## Begin Source data
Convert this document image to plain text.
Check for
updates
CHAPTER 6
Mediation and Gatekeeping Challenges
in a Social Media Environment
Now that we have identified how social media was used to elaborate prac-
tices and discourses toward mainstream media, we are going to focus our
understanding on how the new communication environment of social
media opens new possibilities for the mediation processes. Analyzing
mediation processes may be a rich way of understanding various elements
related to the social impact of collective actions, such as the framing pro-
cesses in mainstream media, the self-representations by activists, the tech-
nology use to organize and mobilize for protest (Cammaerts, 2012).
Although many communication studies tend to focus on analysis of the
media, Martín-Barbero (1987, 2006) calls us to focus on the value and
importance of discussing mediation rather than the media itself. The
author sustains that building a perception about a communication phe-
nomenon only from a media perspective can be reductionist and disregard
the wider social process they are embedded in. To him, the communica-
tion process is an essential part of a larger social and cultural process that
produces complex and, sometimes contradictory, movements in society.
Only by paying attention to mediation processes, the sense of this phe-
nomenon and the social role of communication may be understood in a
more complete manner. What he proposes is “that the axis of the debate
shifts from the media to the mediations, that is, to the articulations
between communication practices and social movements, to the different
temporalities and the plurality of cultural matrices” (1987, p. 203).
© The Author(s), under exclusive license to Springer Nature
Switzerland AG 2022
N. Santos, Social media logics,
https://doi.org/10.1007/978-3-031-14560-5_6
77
## End Source data
## Begin Source data
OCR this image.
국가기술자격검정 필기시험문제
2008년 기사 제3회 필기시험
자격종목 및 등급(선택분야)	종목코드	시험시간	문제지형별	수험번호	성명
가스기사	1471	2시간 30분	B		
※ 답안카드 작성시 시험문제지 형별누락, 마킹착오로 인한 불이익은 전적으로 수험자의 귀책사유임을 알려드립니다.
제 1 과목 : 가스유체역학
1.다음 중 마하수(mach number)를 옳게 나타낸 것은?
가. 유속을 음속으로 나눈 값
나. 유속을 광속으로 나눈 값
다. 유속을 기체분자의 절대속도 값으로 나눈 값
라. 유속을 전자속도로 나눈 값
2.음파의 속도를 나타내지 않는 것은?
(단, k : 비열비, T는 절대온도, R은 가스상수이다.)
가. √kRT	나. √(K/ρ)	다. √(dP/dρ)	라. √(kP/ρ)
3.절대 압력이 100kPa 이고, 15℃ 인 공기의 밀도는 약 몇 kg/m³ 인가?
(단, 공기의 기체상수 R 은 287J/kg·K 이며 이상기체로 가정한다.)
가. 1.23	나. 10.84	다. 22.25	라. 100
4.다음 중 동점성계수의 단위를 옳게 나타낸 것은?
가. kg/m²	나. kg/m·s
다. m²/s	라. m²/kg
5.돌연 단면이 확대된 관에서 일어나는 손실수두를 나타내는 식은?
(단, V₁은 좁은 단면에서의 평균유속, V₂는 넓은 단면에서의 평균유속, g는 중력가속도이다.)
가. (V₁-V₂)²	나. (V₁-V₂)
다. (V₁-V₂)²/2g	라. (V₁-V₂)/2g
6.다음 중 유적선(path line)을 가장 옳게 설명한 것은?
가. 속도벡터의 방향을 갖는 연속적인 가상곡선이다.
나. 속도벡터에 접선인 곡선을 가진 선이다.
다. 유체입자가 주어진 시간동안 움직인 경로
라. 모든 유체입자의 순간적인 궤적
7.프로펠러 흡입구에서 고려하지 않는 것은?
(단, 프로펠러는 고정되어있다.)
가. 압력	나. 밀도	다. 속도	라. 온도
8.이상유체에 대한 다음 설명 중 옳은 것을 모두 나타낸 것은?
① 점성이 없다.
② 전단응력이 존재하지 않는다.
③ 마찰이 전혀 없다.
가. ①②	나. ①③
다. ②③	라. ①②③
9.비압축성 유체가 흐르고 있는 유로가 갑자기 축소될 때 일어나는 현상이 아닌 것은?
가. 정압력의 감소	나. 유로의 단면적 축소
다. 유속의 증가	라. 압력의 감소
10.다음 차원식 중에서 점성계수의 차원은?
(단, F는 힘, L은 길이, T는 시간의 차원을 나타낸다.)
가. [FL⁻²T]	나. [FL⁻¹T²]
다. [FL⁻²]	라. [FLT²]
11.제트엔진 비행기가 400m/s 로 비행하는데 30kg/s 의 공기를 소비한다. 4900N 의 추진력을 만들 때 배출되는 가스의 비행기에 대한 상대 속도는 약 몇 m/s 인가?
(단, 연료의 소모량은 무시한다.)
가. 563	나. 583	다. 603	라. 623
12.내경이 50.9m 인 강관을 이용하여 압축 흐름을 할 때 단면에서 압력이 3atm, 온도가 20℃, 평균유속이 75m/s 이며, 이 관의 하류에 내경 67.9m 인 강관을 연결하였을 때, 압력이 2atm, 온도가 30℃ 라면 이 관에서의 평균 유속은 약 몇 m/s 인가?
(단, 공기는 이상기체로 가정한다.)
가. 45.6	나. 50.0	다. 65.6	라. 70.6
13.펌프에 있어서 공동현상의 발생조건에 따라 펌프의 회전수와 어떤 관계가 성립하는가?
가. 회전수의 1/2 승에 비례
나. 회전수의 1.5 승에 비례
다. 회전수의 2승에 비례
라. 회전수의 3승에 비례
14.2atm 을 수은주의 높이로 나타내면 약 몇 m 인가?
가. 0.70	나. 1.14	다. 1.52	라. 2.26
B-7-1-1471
## End Source data
## Begin Source data
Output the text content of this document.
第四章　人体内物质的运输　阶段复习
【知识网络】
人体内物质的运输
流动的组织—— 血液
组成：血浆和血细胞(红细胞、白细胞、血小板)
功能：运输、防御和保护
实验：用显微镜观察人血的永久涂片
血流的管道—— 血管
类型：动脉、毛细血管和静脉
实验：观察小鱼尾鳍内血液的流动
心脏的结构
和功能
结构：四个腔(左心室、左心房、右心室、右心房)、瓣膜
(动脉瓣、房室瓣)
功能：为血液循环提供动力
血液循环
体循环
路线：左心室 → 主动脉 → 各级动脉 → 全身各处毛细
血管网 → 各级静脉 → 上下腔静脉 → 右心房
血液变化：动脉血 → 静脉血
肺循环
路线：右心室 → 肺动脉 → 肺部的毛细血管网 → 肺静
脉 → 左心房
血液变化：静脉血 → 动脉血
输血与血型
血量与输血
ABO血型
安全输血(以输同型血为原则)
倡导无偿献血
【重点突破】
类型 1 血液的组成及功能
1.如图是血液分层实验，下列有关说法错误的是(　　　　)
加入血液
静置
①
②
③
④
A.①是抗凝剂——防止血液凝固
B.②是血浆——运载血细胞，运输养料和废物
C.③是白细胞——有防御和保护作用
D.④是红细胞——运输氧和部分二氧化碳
## End Source data
• Required work: Pull every line holding "가정한다" out of the records.

• Task result:
(단, 공기의 기체상수 R 은 287J/kg·K 이며 이상기체로 가정한다.)
(단, 공기는 이상기체로 가정한다.)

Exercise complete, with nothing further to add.